▸ Data listing:
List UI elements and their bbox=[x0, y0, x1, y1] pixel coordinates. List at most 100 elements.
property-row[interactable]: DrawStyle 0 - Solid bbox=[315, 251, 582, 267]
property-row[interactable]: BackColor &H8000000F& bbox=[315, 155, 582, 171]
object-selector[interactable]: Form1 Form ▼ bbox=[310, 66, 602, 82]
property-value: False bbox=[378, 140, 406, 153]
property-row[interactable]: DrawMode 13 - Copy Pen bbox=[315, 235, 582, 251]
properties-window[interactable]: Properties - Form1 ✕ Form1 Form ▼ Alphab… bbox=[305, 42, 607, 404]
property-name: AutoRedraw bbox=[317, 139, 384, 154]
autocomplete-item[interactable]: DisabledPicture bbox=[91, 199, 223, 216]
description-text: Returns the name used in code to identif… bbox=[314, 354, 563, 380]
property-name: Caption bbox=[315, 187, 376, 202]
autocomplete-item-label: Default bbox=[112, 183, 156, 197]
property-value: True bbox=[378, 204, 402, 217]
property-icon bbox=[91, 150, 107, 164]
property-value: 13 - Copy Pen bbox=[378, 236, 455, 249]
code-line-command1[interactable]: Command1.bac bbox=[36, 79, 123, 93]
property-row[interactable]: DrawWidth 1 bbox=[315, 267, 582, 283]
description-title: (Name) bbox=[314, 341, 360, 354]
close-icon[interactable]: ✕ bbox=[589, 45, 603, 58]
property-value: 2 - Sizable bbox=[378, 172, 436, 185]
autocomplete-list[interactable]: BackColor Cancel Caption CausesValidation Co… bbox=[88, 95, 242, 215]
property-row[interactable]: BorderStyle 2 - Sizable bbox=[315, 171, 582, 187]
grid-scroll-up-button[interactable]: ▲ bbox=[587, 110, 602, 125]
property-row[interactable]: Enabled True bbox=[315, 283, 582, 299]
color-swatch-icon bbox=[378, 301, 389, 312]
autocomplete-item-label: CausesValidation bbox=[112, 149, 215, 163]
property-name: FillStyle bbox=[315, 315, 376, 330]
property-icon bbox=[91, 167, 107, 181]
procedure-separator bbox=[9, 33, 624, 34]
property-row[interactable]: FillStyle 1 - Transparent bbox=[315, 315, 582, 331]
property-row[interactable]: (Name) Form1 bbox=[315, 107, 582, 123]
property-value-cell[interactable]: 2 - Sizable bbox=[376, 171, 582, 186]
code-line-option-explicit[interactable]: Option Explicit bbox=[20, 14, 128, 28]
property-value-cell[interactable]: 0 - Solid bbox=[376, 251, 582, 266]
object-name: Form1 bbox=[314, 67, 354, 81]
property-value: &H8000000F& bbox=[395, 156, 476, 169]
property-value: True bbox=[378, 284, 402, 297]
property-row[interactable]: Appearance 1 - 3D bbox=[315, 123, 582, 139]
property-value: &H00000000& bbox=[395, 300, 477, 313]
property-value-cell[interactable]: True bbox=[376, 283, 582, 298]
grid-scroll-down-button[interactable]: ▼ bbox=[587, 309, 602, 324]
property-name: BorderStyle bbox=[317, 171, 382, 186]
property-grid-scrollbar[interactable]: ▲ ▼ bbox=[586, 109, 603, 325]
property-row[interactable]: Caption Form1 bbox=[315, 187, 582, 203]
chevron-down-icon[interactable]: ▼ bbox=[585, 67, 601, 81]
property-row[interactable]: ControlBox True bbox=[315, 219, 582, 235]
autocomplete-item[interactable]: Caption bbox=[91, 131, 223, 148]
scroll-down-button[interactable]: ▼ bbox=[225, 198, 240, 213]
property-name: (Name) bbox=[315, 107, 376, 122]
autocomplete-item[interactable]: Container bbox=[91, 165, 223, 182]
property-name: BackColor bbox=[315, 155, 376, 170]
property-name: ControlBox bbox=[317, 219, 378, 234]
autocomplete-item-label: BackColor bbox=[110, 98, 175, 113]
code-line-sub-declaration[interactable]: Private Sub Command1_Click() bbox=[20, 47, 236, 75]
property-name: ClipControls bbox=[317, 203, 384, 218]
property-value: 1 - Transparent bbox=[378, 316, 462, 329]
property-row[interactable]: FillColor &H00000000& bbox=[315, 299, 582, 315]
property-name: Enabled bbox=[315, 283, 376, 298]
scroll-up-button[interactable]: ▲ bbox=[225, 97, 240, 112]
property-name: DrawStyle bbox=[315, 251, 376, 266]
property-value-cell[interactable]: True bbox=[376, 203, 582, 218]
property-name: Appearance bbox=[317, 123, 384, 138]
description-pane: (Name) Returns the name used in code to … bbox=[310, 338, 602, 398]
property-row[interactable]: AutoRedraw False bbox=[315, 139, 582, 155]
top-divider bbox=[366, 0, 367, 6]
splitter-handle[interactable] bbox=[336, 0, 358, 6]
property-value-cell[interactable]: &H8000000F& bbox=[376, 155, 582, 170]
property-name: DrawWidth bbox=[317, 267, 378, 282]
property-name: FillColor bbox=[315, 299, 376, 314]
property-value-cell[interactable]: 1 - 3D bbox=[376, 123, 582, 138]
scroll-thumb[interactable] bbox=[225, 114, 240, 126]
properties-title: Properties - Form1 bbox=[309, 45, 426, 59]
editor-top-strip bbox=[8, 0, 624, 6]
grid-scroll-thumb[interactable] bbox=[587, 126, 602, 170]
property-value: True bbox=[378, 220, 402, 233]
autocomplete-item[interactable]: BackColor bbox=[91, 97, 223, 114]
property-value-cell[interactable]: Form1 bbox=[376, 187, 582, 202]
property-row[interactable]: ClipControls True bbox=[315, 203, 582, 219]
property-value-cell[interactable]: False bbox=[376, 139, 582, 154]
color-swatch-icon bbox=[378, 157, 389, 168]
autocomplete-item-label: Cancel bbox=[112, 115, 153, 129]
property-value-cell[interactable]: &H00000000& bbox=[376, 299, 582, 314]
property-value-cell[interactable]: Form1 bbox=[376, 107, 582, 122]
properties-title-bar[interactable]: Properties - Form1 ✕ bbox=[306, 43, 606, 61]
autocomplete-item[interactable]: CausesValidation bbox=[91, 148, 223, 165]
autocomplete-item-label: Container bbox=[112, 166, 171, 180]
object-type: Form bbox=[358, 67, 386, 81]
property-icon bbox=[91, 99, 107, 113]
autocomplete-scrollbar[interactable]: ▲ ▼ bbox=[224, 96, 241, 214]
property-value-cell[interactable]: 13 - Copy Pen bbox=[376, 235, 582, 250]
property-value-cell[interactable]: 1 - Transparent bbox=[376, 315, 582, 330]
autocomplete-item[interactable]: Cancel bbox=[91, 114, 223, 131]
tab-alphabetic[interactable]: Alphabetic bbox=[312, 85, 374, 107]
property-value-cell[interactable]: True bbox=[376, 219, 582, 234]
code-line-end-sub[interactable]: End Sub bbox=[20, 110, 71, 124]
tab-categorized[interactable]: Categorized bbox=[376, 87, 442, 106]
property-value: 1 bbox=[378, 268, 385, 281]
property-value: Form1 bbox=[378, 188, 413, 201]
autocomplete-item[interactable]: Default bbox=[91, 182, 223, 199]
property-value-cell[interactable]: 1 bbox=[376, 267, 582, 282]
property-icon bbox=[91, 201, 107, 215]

▸ Task to complete: Please retype all of the entries above exactly as they appear.

▸ Result below:
List UI elements and their bbox=[x0, y0, x1, y1] pixel coordinates. List at most 100 elements.
property-row[interactable]: DrawStyle 0 - Solid bbox=[315, 251, 582, 267]
property-row[interactable]: BackColor &H8000000F& bbox=[315, 155, 582, 171]
object-selector[interactable]: Form1 Form ▼ bbox=[310, 66, 602, 82]
property-value: False bbox=[378, 140, 406, 153]
property-row[interactable]: DrawMode 13 - Copy Pen bbox=[315, 235, 582, 251]
properties-window[interactable]: Properties - Form1 ✕ Form1 Form ▼ Alphab… bbox=[305, 42, 607, 404]
property-name: AutoRedraw bbox=[317, 139, 384, 154]
autocomplete-item[interactable]: DisabledPicture bbox=[91, 199, 223, 216]
description-text: Returns the name used in code to identif… bbox=[314, 354, 563, 380]
property-name: Caption bbox=[315, 187, 376, 202]
autocomplete-item-label: Default bbox=[112, 183, 156, 197]
property-value: True bbox=[378, 204, 402, 217]
property-icon bbox=[91, 150, 107, 164]
property-value: 13 - Copy Pen bbox=[378, 236, 455, 249]
code-line-command1[interactable]: Command1.bac bbox=[36, 79, 123, 93]
property-row[interactable]: DrawWidth 1 bbox=[315, 267, 582, 283]
description-title: (Name) bbox=[314, 341, 360, 354]
close-icon[interactable]: ✕ bbox=[589, 45, 603, 58]
property-value: 2 - Sizable bbox=[378, 172, 436, 185]
autocomplete-list[interactable]: BackColor Cancel Caption CausesValidation Co… bbox=[88, 95, 242, 215]
property-row[interactable]: BorderStyle 2 - Sizable bbox=[315, 171, 582, 187]
grid-scroll-up-button[interactable]: ▲ bbox=[587, 110, 602, 125]
property-row[interactable]: Enabled True bbox=[315, 283, 582, 299]
color-swatch-icon bbox=[378, 301, 389, 312]
autocomplete-item-label: CausesValidation bbox=[112, 149, 215, 163]
property-name: FillStyle bbox=[315, 315, 376, 330]
property-icon bbox=[91, 167, 107, 181]
procedure-separator bbox=[9, 33, 624, 34]
property-row[interactable]: FillStyle 1 - Transparent bbox=[315, 315, 582, 331]
property-row[interactable]: (Name) Form1 bbox=[315, 107, 582, 123]
property-value-cell[interactable]: 2 - Sizable bbox=[376, 171, 582, 186]
code-line-option-explicit[interactable]: Option Explicit bbox=[20, 14, 128, 28]
property-value-cell[interactable]: 0 - Solid bbox=[376, 251, 582, 266]
object-name: Form1 bbox=[314, 67, 354, 81]
property-value: &H8000000F& bbox=[395, 156, 476, 169]
property-value: True bbox=[378, 284, 402, 297]
property-row[interactable]: Appearance 1 - 3D bbox=[315, 123, 582, 139]
property-value: &H00000000& bbox=[395, 300, 477, 313]
property-value-cell[interactable]: True bbox=[376, 283, 582, 298]
grid-scroll-down-button[interactable]: ▼ bbox=[587, 309, 602, 324]
property-name: BorderStyle bbox=[317, 171, 382, 186]
property-grid-scrollbar[interactable]: ▲ ▼ bbox=[586, 109, 603, 325]
property-row[interactable]: Caption Form1 bbox=[315, 187, 582, 203]
chevron-down-icon[interactable]: ▼ bbox=[585, 67, 601, 81]
property-row[interactable]: ControlBox True bbox=[315, 219, 582, 235]
autocomplete-item[interactable]: Caption bbox=[91, 131, 223, 148]
scroll-down-button[interactable]: ▼ bbox=[225, 198, 240, 213]
property-name: (Name) bbox=[315, 107, 376, 122]
autocomplete-item[interactable]: Container bbox=[91, 165, 223, 182]
property-name: BackColor bbox=[315, 155, 376, 170]
property-name: ControlBox bbox=[317, 219, 378, 234]
autocomplete-item-label: BackColor bbox=[110, 98, 175, 113]
code-line-sub-declaration[interactable]: Private Sub Command1_Click() bbox=[20, 47, 236, 75]
property-name: ClipControls bbox=[317, 203, 384, 218]
property-value: 1 - Transparent bbox=[378, 316, 462, 329]
property-row[interactable]: FillColor &H00000000& bbox=[315, 299, 582, 315]
property-name: Enabled bbox=[315, 283, 376, 298]
scroll-up-button[interactable]: ▲ bbox=[225, 97, 240, 112]
property-name: DrawStyle bbox=[315, 251, 376, 266]
property-value-cell[interactable]: True bbox=[376, 203, 582, 218]
property-name: Appearance bbox=[317, 123, 384, 138]
description-pane: (Name) Returns the name used in code to … bbox=[310, 338, 602, 398]
property-row[interactable]: AutoRedraw False bbox=[315, 139, 582, 155]
top-divider bbox=[366, 0, 367, 6]
splitter-handle[interactable] bbox=[336, 0, 358, 6]
property-value-cell[interactable]: &H8000000F& bbox=[376, 155, 582, 170]
property-name: DrawWidth bbox=[317, 267, 378, 282]
property-name: FillColor bbox=[315, 299, 376, 314]
property-value-cell[interactable]: 1 - 3D bbox=[376, 123, 582, 138]
scroll-thumb[interactable] bbox=[225, 114, 240, 126]
properties-title: Properties - Form1 bbox=[309, 45, 426, 59]
editor-top-strip bbox=[8, 0, 624, 6]
grid-scroll-thumb[interactable] bbox=[587, 126, 602, 170]
property-value: True bbox=[378, 220, 402, 233]
autocomplete-item[interactable]: BackColor bbox=[91, 97, 223, 114]
property-value-cell[interactable]: Form1 bbox=[376, 187, 582, 202]
property-row[interactable]: ClipControls True bbox=[315, 203, 582, 219]
property-value-cell[interactable]: False bbox=[376, 139, 582, 154]
color-swatch-icon bbox=[378, 157, 389, 168]
autocomplete-item-label: Cancel bbox=[112, 115, 153, 129]
property-value-cell[interactable]: &H00000000& bbox=[376, 299, 582, 314]
property-value-cell[interactable]: Form1 bbox=[376, 107, 582, 122]
properties-title-bar[interactable]: Properties - Form1 ✕ bbox=[306, 43, 606, 61]
autocomplete-item[interactable]: CausesValidation bbox=[91, 148, 223, 165]
autocomplete-item-label: Container bbox=[112, 166, 171, 180]
object-type: Form bbox=[358, 67, 386, 81]
property-icon bbox=[91, 99, 107, 113]
autocomplete-scrollbar[interactable]: ▲ ▼ bbox=[224, 96, 241, 214]
property-value-cell[interactable]: 13 - Copy Pen bbox=[376, 235, 582, 250]
property-value-cell[interactable]: 1 - Transparent bbox=[376, 315, 582, 330]
autocomplete-item[interactable]: Cancel bbox=[91, 114, 223, 131]
tab-alphabetic[interactable]: Alphabetic bbox=[312, 85, 374, 107]
property-value-cell[interactable]: True bbox=[376, 219, 582, 234]
code-line-end-sub[interactable]: End Sub bbox=[20, 110, 71, 124]
tab-categorized[interactable]: Categorized bbox=[376, 87, 442, 106]
property-value: 1 bbox=[378, 268, 385, 281]
property-value: Form1 bbox=[378, 188, 413, 201]
autocomplete-item[interactable]: Default bbox=[91, 182, 223, 199]
property-value-cell[interactable]: 1 bbox=[376, 267, 582, 282]
property-icon bbox=[91, 201, 107, 215]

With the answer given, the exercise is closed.